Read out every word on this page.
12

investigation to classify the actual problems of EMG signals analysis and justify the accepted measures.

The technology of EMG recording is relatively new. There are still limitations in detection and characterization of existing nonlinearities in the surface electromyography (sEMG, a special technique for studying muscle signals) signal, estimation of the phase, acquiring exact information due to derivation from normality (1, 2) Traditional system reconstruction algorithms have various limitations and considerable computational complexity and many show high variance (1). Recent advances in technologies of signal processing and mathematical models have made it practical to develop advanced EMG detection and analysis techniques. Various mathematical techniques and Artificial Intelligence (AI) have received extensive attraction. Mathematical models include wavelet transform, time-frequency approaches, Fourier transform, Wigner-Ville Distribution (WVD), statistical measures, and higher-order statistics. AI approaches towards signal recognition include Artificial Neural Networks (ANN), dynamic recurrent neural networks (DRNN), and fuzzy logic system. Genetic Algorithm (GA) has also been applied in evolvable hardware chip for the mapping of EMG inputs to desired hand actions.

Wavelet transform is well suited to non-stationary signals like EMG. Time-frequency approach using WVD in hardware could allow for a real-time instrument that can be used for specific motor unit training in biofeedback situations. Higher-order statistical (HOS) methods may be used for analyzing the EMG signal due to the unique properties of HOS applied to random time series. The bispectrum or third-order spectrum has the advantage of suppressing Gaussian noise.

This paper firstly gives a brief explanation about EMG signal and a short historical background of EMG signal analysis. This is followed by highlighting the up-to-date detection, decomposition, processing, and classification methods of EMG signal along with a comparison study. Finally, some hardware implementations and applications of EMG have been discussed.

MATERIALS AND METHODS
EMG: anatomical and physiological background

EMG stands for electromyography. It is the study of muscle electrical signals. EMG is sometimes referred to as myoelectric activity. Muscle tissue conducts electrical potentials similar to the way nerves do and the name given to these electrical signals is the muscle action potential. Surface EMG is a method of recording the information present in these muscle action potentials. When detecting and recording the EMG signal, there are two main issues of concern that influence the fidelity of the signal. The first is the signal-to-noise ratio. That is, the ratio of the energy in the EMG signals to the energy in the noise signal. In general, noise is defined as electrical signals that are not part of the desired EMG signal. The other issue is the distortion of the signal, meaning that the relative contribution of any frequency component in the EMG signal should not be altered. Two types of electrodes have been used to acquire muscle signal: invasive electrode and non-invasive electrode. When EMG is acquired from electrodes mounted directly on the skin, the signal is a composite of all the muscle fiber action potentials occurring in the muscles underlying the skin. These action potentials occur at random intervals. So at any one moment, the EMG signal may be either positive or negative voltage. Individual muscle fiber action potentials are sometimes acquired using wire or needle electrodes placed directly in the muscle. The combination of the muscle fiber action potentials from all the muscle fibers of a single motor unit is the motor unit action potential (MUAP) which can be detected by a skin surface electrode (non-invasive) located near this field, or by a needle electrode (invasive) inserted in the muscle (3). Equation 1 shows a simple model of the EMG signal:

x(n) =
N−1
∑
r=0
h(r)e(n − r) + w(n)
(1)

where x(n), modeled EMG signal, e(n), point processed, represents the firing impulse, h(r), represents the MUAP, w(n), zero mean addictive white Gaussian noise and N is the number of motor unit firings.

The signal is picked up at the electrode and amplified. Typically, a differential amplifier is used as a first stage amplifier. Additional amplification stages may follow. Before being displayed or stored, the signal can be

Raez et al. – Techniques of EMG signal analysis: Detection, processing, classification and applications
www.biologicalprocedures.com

----

* **REQUIREMENTS**:
Extract the complete listing above, reproducing each line exactly.

* **PROBLEM SOLUTION**:
Read out every word on this page.
12

investigation to classify the actual problems of EMG signals analysis and justify the accepted measures.

The technology of EMG recording is relatively new. There are still limitations in detection and characterization of existing nonlinearities in the surface electromyography (sEMG, a special technique for studying muscle signals) signal, estimation of the phase, acquiring exact information due to derivation from normality (1, 2) Traditional system reconstruction algorithms have various limitations and considerable computational complexity and many show high variance (1). Recent advances in technologies of signal processing and mathematical models have made it practical to develop advanced EMG detection and analysis techniques. Various mathematical techniques and Artificial Intelligence (AI) have received extensive attraction. Mathematical models include wavelet transform, time-frequency approaches, Fourier transform, Wigner-Ville Distribution (WVD), statistical measures, and higher-order statistics. AI approaches towards signal recognition include Artificial Neural Networks (ANN), dynamic recurrent neural networks (DRNN), and fuzzy logic system. Genetic Algorithm (GA) has also been applied in evolvable hardware chip for the mapping of EMG inputs to desired hand actions.

Wavelet transform is well suited to non-stationary signals like EMG. Time-frequency approach using WVD in hardware could allow for a real-time instrument that can be used for specific motor unit training in biofeedback situations. Higher-order statistical (HOS) methods may be used for analyzing the EMG signal due to the unique properties of HOS applied to random time series. The bispectrum or third-order spectrum has the advantage of suppressing Gaussian noise.

This paper firstly gives a brief explanation about EMG signal and a short historical background of EMG signal analysis. This is followed by highlighting the up-to-date detection, decomposition, processing, and classification methods of EMG signal along with a comparison study. Finally, some hardware implementations and applications of EMG have been discussed.

MATERIALS AND METHODS
EMG: anatomical and physiological background

EMG stands for electromyography. It is the study of muscle electrical signals. EMG is sometimes referred to as myoelectric activity. Muscle tissue conducts electrical potentials similar to the way nerves do and the name given to these electrical signals is the muscle action potential. Surface EMG is a method of recording the information present in these muscle action potentials. When detecting and recording the EMG signal, there are two main issues of concern that influence the fidelity of the signal. The first is the signal-to-noise ratio. That is, the ratio of the energy in the EMG signals to the energy in the noise signal. In general, noise is defined as electrical signals that are not part of the desired EMG signal. The other issue is the distortion of the signal, meaning that the relative contribution of any frequency component in the EMG signal should not be altered. Two types of electrodes have been used to acquire muscle signal: invasive electrode and non-invasive electrode. When EMG is acquired from electrodes mounted directly on the skin, the signal is a composite of all the muscle fiber action potentials occurring in the muscles underlying the skin. These action potentials occur at random intervals. So at any one moment, the EMG signal may be either positive or negative voltage. Individual muscle fiber action potentials are sometimes acquired using wire or needle electrodes placed directly in the muscle. The combination of the muscle fiber action potentials from all the muscle fibers of a single motor unit is the motor unit action potential (MUAP) which can be detected by a skin surface electrode (non-invasive) located near this field, or by a needle electrode (invasive) inserted in the muscle (3). Equation 1 shows a simple model of the EMG signal:

x(n) =
N−1
∑
r=0
h(r)e(n − r) + w(n)
(1)

where x(n), modeled EMG signal, e(n), point processed, represents the firing impulse, h(r), represents the MUAP, w(n), zero mean addictive white Gaussian noise and N is the number of motor unit firings.

The signal is picked up at the electrode and amplified. Typically, a differential amplifier is used as a first stage amplifier. Additional amplification stages may follow. Before being displayed or stored, the signal can be

Raez et al. – Techniques of EMG signal analysis: Detection, processing, classification and applications
www.biologicalprocedures.com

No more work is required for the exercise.